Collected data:
------
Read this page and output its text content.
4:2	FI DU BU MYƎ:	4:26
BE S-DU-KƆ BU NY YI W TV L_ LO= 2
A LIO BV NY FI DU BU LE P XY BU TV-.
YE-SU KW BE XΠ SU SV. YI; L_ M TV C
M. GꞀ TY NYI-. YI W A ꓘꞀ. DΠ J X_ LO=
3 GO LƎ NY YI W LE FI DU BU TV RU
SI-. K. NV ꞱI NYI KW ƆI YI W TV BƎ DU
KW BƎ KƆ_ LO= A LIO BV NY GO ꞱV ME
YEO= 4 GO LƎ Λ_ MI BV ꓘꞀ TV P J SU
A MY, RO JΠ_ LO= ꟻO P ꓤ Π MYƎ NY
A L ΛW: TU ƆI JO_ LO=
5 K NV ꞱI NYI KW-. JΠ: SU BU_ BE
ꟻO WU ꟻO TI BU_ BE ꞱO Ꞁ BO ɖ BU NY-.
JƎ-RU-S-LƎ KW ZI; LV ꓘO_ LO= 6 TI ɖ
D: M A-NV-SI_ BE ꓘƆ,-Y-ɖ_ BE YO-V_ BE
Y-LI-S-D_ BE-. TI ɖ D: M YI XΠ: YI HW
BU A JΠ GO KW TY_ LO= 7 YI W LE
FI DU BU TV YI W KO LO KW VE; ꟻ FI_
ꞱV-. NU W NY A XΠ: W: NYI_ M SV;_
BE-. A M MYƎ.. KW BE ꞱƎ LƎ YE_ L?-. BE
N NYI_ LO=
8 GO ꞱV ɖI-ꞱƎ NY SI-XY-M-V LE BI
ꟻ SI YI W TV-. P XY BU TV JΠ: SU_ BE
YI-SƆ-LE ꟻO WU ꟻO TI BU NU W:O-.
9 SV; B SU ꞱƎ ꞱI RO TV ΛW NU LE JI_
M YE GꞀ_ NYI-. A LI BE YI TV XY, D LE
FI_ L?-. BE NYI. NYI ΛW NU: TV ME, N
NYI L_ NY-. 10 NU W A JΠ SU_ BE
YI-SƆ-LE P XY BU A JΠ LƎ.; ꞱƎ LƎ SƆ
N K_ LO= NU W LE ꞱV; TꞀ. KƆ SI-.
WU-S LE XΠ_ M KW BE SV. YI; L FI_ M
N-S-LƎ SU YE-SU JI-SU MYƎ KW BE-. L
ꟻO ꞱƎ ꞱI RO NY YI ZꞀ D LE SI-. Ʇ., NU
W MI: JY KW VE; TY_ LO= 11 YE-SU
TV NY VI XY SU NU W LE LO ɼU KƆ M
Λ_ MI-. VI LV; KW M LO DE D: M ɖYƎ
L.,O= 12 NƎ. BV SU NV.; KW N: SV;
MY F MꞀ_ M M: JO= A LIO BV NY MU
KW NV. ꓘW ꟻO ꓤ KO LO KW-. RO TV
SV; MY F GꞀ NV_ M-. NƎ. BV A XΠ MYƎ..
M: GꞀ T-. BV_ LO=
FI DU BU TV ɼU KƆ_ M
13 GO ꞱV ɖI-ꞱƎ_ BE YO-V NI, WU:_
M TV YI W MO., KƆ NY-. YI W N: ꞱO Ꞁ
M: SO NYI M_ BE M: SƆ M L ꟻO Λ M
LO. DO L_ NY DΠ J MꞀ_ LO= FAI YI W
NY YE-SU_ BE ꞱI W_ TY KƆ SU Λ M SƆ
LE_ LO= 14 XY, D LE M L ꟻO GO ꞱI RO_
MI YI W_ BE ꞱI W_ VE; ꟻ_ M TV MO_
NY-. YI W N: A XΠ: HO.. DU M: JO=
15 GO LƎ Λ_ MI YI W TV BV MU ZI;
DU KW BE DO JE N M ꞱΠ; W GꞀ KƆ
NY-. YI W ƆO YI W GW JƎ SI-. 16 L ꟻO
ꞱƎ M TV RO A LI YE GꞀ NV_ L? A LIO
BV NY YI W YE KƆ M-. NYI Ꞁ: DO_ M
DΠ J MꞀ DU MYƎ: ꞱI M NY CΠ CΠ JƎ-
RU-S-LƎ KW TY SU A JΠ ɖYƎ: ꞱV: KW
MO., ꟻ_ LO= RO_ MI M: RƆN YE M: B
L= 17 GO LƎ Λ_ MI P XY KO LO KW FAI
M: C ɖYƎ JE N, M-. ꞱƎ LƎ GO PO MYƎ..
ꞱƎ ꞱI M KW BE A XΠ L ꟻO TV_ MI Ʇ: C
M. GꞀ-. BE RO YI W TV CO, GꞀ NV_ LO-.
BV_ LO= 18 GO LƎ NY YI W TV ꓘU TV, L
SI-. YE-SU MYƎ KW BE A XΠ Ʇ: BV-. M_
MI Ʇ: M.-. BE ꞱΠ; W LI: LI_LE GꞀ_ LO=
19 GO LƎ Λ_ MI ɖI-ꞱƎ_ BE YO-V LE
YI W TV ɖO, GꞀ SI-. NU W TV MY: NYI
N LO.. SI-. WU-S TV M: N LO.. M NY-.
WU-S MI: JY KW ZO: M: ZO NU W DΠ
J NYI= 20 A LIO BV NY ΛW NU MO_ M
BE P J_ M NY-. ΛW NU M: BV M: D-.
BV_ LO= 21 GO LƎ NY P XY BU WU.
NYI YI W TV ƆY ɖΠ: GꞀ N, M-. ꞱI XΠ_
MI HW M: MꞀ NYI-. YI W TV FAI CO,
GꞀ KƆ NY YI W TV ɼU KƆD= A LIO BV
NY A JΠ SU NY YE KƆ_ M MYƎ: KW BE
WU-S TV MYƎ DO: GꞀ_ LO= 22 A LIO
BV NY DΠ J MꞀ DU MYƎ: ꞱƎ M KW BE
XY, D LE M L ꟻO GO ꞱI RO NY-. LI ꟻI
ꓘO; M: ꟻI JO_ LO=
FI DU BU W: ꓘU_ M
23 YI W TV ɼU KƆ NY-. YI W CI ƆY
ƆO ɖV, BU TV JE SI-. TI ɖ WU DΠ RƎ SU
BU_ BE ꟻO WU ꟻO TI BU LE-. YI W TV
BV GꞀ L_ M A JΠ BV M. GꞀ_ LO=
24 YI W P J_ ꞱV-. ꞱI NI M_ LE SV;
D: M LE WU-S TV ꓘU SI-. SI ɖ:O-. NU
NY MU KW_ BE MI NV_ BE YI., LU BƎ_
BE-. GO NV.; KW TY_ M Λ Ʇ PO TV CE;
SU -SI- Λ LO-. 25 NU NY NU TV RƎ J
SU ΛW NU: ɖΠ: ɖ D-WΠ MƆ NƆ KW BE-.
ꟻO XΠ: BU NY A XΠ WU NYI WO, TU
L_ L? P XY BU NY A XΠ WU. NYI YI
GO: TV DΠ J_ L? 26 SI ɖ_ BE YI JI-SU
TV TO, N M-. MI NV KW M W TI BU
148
------
Directions for this task - Repeat every line of the material exactly as given.

The reply -
Read this page and output its text content.
4:2	FI DU BU MYƎ:	4:26
BE S-DU-KƆ BU NY YI W TV L_ LO= 2
A LIO BV NY FI DU BU LE P XY BU TV-.
YE-SU KW BE XΠ SU SV. YI; L_ M TV C
M. GꞀ TY NYI-. YI W A ꓘꞀ. DΠ J X_ LO=
3 GO LƎ NY YI W LE FI DU BU TV RU
SI-. K. NV ꞱI NYI KW ƆI YI W TV BƎ DU
KW BƎ KƆ_ LO= A LIO BV NY GO ꞱV ME
YEO= 4 GO LƎ Λ_ MI BV ꓘꞀ TV P J SU
A MY, RO JΠ_ LO= ꟻO P ꓤ Π MYƎ NY
A L ΛW: TU ƆI JO_ LO=
5 K NV ꞱI NYI KW-. JΠ: SU BU_ BE
ꟻO WU ꟻO TI BU_ BE ꞱO Ꞁ BO ɖ BU NY-.
JƎ-RU-S-LƎ KW ZI; LV ꓘO_ LO= 6 TI ɖ
D: M A-NV-SI_ BE ꓘƆ,-Y-ɖ_ BE YO-V_ BE
Y-LI-S-D_ BE-. TI ɖ D: M YI XΠ: YI HW
BU A JΠ GO KW TY_ LO= 7 YI W LE
FI DU BU TV YI W KO LO KW VE; ꟻ FI_
ꞱV-. NU W NY A XΠ: W: NYI_ M SV;_
BE-. A M MYƎ.. KW BE ꞱƎ LƎ YE_ L?-. BE
N NYI_ LO=
8 GO ꞱV ɖI-ꞱƎ NY SI-XY-M-V LE BI
ꟻ SI YI W TV-. P XY BU TV JΠ: SU_ BE
YI-SƆ-LE ꟻO WU ꟻO TI BU NU W:O-.
9 SV; B SU ꞱƎ ꞱI RO TV ΛW NU LE JI_
M YE GꞀ_ NYI-. A LI BE YI TV XY, D LE
FI_ L?-. BE NYI. NYI ΛW NU: TV ME, N
NYI L_ NY-. 10 NU W A JΠ SU_ BE
YI-SƆ-LE P XY BU A JΠ LƎ.; ꞱƎ LƎ SƆ
N K_ LO= NU W LE ꞱV; TꞀ. KƆ SI-.
WU-S LE XΠ_ M KW BE SV. YI; L FI_ M
N-S-LƎ SU YE-SU JI-SU MYƎ KW BE-. L
ꟻO ꞱƎ ꞱI RO NY YI ZꞀ D LE SI-. Ʇ., NU
W MI: JY KW VE; TY_ LO= 11 YE-SU
TV NY VI XY SU NU W LE LO ɼU KƆ M
Λ_ MI-. VI LV; KW M LO DE D: M ɖYƎ
L.,O= 12 NƎ. BV SU NV.; KW N: SV;
MY F MꞀ_ M M: JO= A LIO BV NY MU
KW NV. ꓘW ꟻO ꓤ KO LO KW-. RO TV
SV; MY F GꞀ NV_ M-. NƎ. BV A XΠ MYƎ..
M: GꞀ T-. BV_ LO=
FI DU BU TV ɼU KƆ_ M
13 GO ꞱV ɖI-ꞱƎ_ BE YO-V NI, WU:_
M TV YI W MO., KƆ NY-. YI W N: ꞱO Ꞁ
M: SO NYI M_ BE M: SƆ M L ꟻO Λ M
LO. DO L_ NY DΠ J MꞀ_ LO= FAI YI W
NY YE-SU_ BE ꞱI W_ TY KƆ SU Λ M SƆ
LE_ LO= 14 XY, D LE M L ꟻO GO ꞱI RO_
MI YI W_ BE ꞱI W_ VE; ꟻ_ M TV MO_
NY-. YI W N: A XΠ: HO.. DU M: JO=
15 GO LƎ Λ_ MI YI W TV BV MU ZI;
DU KW BE DO JE N M ꞱΠ; W GꞀ KƆ
NY-. YI W ƆO YI W GW JƎ SI-. 16 L ꟻO
ꞱƎ M TV RO A LI YE GꞀ NV_ L? A LIO
BV NY YI W YE KƆ M-. NYI Ꞁ: DO_ M
DΠ J MꞀ DU MYƎ: ꞱI M NY CΠ CΠ JƎ-
RU-S-LƎ KW TY SU A JΠ ɖYƎ: ꞱV: KW
MO., ꟻ_ LO= RO_ MI M: RƆN YE M: B
L= 17 GO LƎ Λ_ MI P XY KO LO KW FAI
M: C ɖYƎ JE N, M-. ꞱƎ LƎ GO PO MYƎ..
ꞱƎ ꞱI M KW BE A XΠ L ꟻO TV_ MI Ʇ: C
M. GꞀ-. BE RO YI W TV CO, GꞀ NV_ LO-.
BV_ LO= 18 GO LƎ NY YI W TV ꓘU TV, L
SI-. YE-SU MYƎ KW BE A XΠ Ʇ: BV-. M_
MI Ʇ: M.-. BE ꞱΠ; W LI: LI_LE GꞀ_ LO=
19 GO LƎ Λ_ MI ɖI-ꞱƎ_ BE YO-V LE
YI W TV ɖO, GꞀ SI-. NU W TV MY: NYI
N LO.. SI-. WU-S TV M: N LO.. M NY-.
WU-S MI: JY KW ZO: M: ZO NU W DΠ
J NYI= 20 A LIO BV NY ΛW NU MO_ M
BE P J_ M NY-. ΛW NU M: BV M: D-.
BV_ LO= 21 GO LƎ NY P XY BU WU.
NYI YI W TV ƆY ɖΠ: GꞀ N, M-. ꞱI XΠ_
MI HW M: MꞀ NYI-. YI W TV FAI CO,
GꞀ KƆ NY YI W TV ɼU KƆD= A LIO BV
NY A JΠ SU NY YE KƆ_ M MYƎ: KW BE
WU-S TV MYƎ DO: GꞀ_ LO= 22 A LIO
BV NY DΠ J MꞀ DU MYƎ: ꞱƎ M KW BE
XY, D LE M L ꟻO GO ꞱI RO NY-. LI ꟻI
ꓘO; M: ꟻI JO_ LO=
FI DU BU W: ꓘU_ M
23 YI W TV ɼU KƆ NY-. YI W CI ƆY
ƆO ɖV, BU TV JE SI-. TI ɖ WU DΠ RƎ SU
BU_ BE ꟻO WU ꟻO TI BU LE-. YI W TV
BV GꞀ L_ M A JΠ BV M. GꞀ_ LO=
24 YI W P J_ ꞱV-. ꞱI NI M_ LE SV;
D: M LE WU-S TV ꓘU SI-. SI ɖ:O-. NU
NY MU KW_ BE MI NV_ BE YI., LU BƎ_
BE-. GO NV.; KW TY_ M Λ Ʇ PO TV CE;
SU -SI- Λ LO-. 25 NU NY NU TV RƎ J
SU ΛW NU: ɖΠ: ɖ D-WΠ MƆ NƆ KW BE-.
ꟻO XΠ: BU NY A XΠ WU NYI WO, TU
L_ L? P XY BU NY A XΠ WU. NYI YI
GO: TV DΠ J_ L? 26 SI ɖ_ BE YI JI-SU
TV TO, N M-. MI NV KW M W TI BU
148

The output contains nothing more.